━━━ DATA PROVIDED

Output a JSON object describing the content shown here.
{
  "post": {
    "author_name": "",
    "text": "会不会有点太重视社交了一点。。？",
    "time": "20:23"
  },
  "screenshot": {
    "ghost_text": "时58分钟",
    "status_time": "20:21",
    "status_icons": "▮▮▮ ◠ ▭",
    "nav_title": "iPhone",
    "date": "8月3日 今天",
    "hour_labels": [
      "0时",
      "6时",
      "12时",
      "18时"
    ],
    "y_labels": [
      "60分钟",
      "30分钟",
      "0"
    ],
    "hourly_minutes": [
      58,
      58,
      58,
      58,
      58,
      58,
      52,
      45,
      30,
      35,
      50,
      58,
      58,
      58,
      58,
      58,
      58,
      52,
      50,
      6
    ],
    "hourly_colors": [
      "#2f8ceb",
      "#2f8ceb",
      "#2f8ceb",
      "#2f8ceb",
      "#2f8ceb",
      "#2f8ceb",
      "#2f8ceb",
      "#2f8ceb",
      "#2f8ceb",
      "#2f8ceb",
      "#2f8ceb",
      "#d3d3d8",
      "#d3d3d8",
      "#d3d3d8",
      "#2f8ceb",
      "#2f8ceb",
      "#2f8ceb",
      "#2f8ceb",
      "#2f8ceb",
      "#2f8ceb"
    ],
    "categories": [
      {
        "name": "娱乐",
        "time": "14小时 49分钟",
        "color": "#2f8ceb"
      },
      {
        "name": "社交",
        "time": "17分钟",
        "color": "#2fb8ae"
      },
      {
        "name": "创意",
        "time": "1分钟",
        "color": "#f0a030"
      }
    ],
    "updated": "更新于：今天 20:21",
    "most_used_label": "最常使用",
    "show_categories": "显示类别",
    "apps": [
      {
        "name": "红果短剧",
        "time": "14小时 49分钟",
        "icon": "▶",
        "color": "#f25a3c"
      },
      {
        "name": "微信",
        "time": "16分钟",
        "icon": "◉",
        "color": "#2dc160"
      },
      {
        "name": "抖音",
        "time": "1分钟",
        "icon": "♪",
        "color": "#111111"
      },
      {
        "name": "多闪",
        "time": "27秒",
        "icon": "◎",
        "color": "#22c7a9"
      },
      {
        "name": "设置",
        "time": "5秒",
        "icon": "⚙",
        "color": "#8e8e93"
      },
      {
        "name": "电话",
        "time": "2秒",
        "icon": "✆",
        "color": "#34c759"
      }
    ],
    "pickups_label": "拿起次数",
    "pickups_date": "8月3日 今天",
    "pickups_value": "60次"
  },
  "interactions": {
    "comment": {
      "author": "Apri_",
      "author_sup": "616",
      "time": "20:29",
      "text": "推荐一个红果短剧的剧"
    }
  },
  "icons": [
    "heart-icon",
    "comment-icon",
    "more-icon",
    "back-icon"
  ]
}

━━━━━━

EXERCISE TASK.
Print the material above once more, exactly.

RESPONSE TO THIS EXERCISE.
Output a JSON object describing the content shown here.
{
  "post": {
    "author_name": "",
    "text": "会不会有点太重视社交了一点。。？",
    "time": "20:23"
  },
  "screenshot": {
    "ghost_text": "时58分钟",
    "status_time": "20:21",
    "status_icons": "▮▮▮ ◠ ▭",
    "nav_title": "iPhone",
    "date": "8月3日 今天",
    "hour_labels": [
      "0时",
      "6时",
      "12时",
      "18时"
    ],
    "y_labels": [
      "60分钟",
      "30分钟",
      "0"
    ],
    "hourly_minutes": [
      58,
      58,
      58,
      58,
      58,
      58,
      52,
      45,
      30,
      35,
      50,
      58,
      58,
      58,
      58,
      58,
      58,
      52,
      50,
      6
    ],
    "hourly_colors": [
      "#2f8ceb",
      "#2f8ceb",
      "#2f8ceb",
      "#2f8ceb",
      "#2f8ceb",
      "#2f8ceb",
      "#2f8ceb",
      "#2f8ceb",
      "#2f8ceb",
      "#2f8ceb",
      "#2f8ceb",
      "#d3d3d8",
      "#d3d3d8",
      "#d3d3d8",
      "#2f8ceb",
      "#2f8ceb",
      "#2f8ceb",
      "#2f8ceb",
      "#2f8ceb",
      "#2f8ceb"
    ],
    "categories": [
      {
        "name": "娱乐",
        "time": "14小时 49分钟",
        "color": "#2f8ceb"
      },
      {
        "name": "社交",
        "time": "17分钟",
        "color": "#2fb8ae"
      },
      {
        "name": "创意",
        "time": "1分钟",
        "color": "#f0a030"
      }
    ],
    "updated": "更新于：今天 20:21",
    "most_used_label": "最常使用",
    "show_categories": "显示类别",
    "apps": [
      {
        "name": "红果短剧",
        "time": "14小时 49分钟",
        "icon": "▶",
        "color": "#f25a3c"
      },
      {
        "name": "微信",
        "time": "16分钟",
        "icon": "◉",
        "color": "#2dc160"
      },
      {
        "name": "抖音",
        "time": "1分钟",
        "icon": "♪",
        "color": "#111111"
      },
      {
        "name": "多闪",
        "time": "27秒",
        "icon": "◎",
        "color": "#22c7a9"
      },
      {
        "name": "设置",
        "time": "5秒",
        "icon": "⚙",
        "color": "#8e8e93"
      },
      {
        "name": "电话",
        "time": "2秒",
        "icon": "✆",
        "color": "#34c759"
      }
    ],
    "pickups_label": "拿起次数",
    "pickups_date": "8月3日 今天",
    "pickups_value": "60次"
  },
  "interactions": {
    "comment": {
      "author": "Apri_",
      "author_sup": "616",
      "time": "20:29",
      "text": "推荐一个红果短剧的剧"
    }
  },
  "icons": [
    "heart-icon",
    "comment-icon",
    "more-icon",
    "back-icon"
  ]
}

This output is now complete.